**EXERCISE AIM:**
Copy the passage on social documentary photography word for word, from "In 2021, the" up to and including "and socio-economic issues.".

**EXTRACT TO READ:**
★ ★ ★ ★ ★ ★ ★

The aims of social documentation continue today in Puerto Rican photographer Manuel Rivera-Ortiz's photographs of lives in poverty. Affected by his own experience of growing up poor in rural Puerto Rico, Rivera-Ortiz refers to his work as a celebration of life, in poverty.

In 2021, the BBC News profiled the Ghanaian documentary photographer Muntaka Chasant in a short film, highlighting his work documenting hazardous child labor and environmental conditions at the Agbogbloshie e-waste site in Accra, Ghana. His work helped reunite a runaway teenager and underscored the human and ecological costs of informal e-waste recycling, demonstrating the collaboration between documentary photographers and mainstream media in examining environmental and socio-economic issues.

== Engaged photography as marketable art ==
Since the late 1970s, social documentary photography has increasingly been accorded a place in photo galleries alongside fine art photography, conceptual photography and the increasing use of the medium by artists as a central medium or in mixed medium works, documenting performances, fleeting alterations of landscape etcetera. Luc Delahaye, the aforementioned Rivera-Ortiz and Ranard, and the members of VII Photo Agency are among many who have regularly exhibited in galleries and museums.

==Border areas and related genres==
Some photographers address social issues without dedicated advocacy for the victims of social inequality and grievance, such as Diane Arbus or Tina Barney. While Arbus created haunting images of deviant and marginal people (dwarfs, giants, transgender people, nudists, circus performers) or of people whose normality seems ugly or surreal, Barney documented the life of the white upper class in New England.
Social documentary in the literal sense are multifaceted documentations from workaday life in certain cities, landscapes and cultures. The examples are equally varied as the opportunities. Roman Vishniac may be mentioned as a characteristic representative, who documented Jewish life in Eastern Europe prior to the Holocaust (Verschwundene Welt, A Vanished World)|.
Another genre close to the procedures and results of social documentary photography can be found in the ethnographic photography that often documents people in precarious situations, however intending to document disappearing traditions, clothing or living conditions.

Social Realism is an artistic movement, expressed in the visual and other realist arts, which depicts working class activities as heroic. Many artists who subscribed to Social Realism were painters with socialist political views. The movement therefore has some commonalities with the Socialist Realism used in certain Communist nations.

★ ★ ★ ★ ★ ★ ★

**RECORD SET:**

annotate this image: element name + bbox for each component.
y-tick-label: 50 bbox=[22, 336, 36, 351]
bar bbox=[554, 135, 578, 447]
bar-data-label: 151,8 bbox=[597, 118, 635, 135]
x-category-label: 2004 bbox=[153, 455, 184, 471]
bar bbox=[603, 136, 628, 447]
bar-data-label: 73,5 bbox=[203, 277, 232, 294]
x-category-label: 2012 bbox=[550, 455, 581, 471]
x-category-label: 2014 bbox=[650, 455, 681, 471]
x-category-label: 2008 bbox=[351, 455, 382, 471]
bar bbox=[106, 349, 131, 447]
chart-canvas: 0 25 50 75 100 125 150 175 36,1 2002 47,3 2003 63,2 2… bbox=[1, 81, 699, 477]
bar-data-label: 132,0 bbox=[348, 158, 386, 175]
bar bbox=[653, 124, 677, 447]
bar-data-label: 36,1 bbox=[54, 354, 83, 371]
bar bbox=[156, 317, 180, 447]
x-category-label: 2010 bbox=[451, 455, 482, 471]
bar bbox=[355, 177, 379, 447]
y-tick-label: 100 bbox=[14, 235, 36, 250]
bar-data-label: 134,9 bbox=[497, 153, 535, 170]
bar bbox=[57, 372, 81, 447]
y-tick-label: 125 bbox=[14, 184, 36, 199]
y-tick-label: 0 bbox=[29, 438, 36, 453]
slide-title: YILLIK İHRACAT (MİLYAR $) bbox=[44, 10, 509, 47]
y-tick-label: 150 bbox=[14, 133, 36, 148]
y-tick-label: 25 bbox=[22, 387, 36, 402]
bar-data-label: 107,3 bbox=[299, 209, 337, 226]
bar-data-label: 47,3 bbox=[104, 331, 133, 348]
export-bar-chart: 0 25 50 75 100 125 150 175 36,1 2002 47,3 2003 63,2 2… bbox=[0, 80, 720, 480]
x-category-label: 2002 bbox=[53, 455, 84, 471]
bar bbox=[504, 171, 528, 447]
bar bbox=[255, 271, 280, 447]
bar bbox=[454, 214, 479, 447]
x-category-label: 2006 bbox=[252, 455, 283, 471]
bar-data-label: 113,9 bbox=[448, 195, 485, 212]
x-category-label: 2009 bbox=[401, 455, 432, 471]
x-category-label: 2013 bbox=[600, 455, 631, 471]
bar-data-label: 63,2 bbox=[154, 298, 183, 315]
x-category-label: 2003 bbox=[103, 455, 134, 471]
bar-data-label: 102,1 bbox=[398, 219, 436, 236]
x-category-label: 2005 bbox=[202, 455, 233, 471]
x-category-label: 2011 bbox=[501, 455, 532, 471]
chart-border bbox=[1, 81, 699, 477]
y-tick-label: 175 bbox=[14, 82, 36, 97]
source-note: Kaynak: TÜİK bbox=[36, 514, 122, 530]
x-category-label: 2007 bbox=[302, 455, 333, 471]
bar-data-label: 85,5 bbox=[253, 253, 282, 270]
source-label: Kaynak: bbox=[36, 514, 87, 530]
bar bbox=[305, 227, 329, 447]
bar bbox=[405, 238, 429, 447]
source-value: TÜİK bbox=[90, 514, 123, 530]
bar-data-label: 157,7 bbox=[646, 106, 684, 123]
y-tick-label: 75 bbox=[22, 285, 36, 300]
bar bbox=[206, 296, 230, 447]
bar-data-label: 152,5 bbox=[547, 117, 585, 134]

★ ★ ★ ★ ★ ★ ★

**SOLUTION FOR THIS EXERCISE:**
In 2021, the BBC News profiled the Ghanaian documentary photographer Muntaka Chasant in a short film, highlighting his work documenting hazardous child labor and environmental conditions at the Agbogbloshie e-waste site in Accra, Ghana. His work helped reunite a runaway teenager and underscored the human and ecological costs of informal e-waste recycling, demonstrating the collaboration between documentary photographers and mainstream media in examining environmental and socio-economic issues.